Return every record verbatim.

┌──

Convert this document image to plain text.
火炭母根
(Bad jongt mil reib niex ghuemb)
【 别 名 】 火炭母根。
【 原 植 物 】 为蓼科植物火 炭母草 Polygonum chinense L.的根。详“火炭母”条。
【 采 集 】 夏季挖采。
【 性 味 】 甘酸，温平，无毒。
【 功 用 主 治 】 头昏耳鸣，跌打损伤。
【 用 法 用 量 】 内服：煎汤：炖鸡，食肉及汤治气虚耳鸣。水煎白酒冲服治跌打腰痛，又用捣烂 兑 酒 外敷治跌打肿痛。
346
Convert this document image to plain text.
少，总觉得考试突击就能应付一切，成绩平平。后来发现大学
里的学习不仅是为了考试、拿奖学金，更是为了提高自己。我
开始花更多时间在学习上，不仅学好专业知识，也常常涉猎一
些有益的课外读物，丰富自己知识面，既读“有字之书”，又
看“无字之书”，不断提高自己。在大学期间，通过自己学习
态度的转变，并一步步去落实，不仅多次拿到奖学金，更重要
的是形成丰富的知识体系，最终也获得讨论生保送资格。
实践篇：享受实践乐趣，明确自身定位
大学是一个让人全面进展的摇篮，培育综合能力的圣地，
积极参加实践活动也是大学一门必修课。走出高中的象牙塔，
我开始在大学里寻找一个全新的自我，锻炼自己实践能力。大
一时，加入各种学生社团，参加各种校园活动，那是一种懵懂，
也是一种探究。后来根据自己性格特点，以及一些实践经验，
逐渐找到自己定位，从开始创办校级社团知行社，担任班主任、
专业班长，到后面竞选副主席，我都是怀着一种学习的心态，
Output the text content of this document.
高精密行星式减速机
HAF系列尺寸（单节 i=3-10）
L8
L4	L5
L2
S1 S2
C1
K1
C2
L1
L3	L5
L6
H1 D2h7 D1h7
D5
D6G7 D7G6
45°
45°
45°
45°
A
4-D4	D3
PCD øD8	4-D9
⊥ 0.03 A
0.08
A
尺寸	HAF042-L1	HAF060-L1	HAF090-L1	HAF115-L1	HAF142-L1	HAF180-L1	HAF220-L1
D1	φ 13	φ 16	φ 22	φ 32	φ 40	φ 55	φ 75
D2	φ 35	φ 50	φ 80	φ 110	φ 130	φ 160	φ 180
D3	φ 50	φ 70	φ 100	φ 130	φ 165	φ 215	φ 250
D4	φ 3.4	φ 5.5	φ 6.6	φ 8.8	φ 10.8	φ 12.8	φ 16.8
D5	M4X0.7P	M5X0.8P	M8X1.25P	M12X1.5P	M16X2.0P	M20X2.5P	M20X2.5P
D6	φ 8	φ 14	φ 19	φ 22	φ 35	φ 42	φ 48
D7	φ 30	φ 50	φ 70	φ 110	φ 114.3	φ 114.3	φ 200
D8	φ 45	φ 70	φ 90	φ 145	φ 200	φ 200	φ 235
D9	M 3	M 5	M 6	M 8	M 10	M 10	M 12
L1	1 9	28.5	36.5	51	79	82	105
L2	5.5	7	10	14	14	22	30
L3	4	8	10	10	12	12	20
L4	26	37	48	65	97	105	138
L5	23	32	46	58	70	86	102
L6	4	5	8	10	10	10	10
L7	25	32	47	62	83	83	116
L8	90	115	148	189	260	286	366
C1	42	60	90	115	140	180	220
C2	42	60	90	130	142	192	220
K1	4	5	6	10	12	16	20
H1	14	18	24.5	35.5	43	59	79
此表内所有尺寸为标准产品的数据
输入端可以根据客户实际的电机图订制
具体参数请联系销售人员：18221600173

└──

REPLY ▸
Convert this document image to plain text.
火炭母根
(Bad jongt mil reib niex ghuemb)
【 别 名 】 火炭母根。
【 原 植 物 】 为蓼科植物火 炭母草 Polygonum chinense L.的根。详“火炭母”条。
【 采 集 】 夏季挖采。
【 性 味 】 甘酸，温平，无毒。
【 功 用 主 治 】 头昏耳鸣，跌打损伤。
【 用 法 用 量 】 内服：煎汤：炖鸡，食肉及汤治气虚耳鸣。水煎白酒冲服治跌打腰痛，又用捣烂 兑 酒 外敷治跌打肿痛。
346
Convert this document image to plain text.
少，总觉得考试突击就能应付一切，成绩平平。后来发现大学
里的学习不仅是为了考试、拿奖学金，更是为了提高自己。我
开始花更多时间在学习上，不仅学好专业知识，也常常涉猎一
些有益的课外读物，丰富自己知识面，既读“有字之书”，又
看“无字之书”，不断提高自己。在大学期间，通过自己学习
态度的转变，并一步步去落实，不仅多次拿到奖学金，更重要
的是形成丰富的知识体系，最终也获得讨论生保送资格。
实践篇：享受实践乐趣，明确自身定位
大学是一个让人全面进展的摇篮，培育综合能力的圣地，
积极参加实践活动也是大学一门必修课。走出高中的象牙塔，
我开始在大学里寻找一个全新的自我，锻炼自己实践能力。大
一时，加入各种学生社团，参加各种校园活动，那是一种懵懂，
也是一种探究。后来根据自己性格特点，以及一些实践经验，
逐渐找到自己定位，从开始创办校级社团知行社，担任班主任、
专业班长，到后面竞选副主席，我都是怀着一种学习的心态，
Output the text content of this document.
高精密行星式减速机
HAF系列尺寸（单节 i=3-10）
L8
L4	L5
L2
S1 S2
C1
K1
C2
L1
L3	L5
L6
H1 D2h7 D1h7
D5
D6G7 D7G6
45°
45°
45°
45°
A
4-D4	D3
PCD øD8	4-D9
⊥ 0.03 A
0.08
A
尺寸	HAF042-L1	HAF060-L1	HAF090-L1	HAF115-L1	HAF142-L1	HAF180-L1	HAF220-L1
D1	φ 13	φ 16	φ 22	φ 32	φ 40	φ 55	φ 75
D2	φ 35	φ 50	φ 80	φ 110	φ 130	φ 160	φ 180
D3	φ 50	φ 70	φ 100	φ 130	φ 165	φ 215	φ 250
D4	φ 3.4	φ 5.5	φ 6.6	φ 8.8	φ 10.8	φ 12.8	φ 16.8
D5	M4X0.7P	M5X0.8P	M8X1.25P	M12X1.5P	M16X2.0P	M20X2.5P	M20X2.5P
D6	φ 8	φ 14	φ 19	φ 22	φ 35	φ 42	φ 48
D7	φ 30	φ 50	φ 70	φ 110	φ 114.3	φ 114.3	φ 200
D8	φ 45	φ 70	φ 90	φ 145	φ 200	φ 200	φ 235
D9	M 3	M 5	M 6	M 8	M 10	M 10	M 12
L1	1 9	28.5	36.5	51	79	82	105
L2	5.5	7	10	14	14	22	30
L3	4	8	10	10	12	12	20
L4	26	37	48	65	97	105	138
L5	23	32	46	58	70	86	102
L6	4	5	8	10	10	10	10
L7	25	32	47	62	83	83	116
L8	90	115	148	189	260	286	366
C1	42	60	90	115	140	180	220
C2	42	60	90	130	142	192	220
K1	4	5	6	10	12	16	20
H1	14	18	24.5	35.5	43	59	79
此表内所有尺寸为标准产品的数据
输入端可以根据客户实际的电机图订制
具体参数请联系销售人员：18221600173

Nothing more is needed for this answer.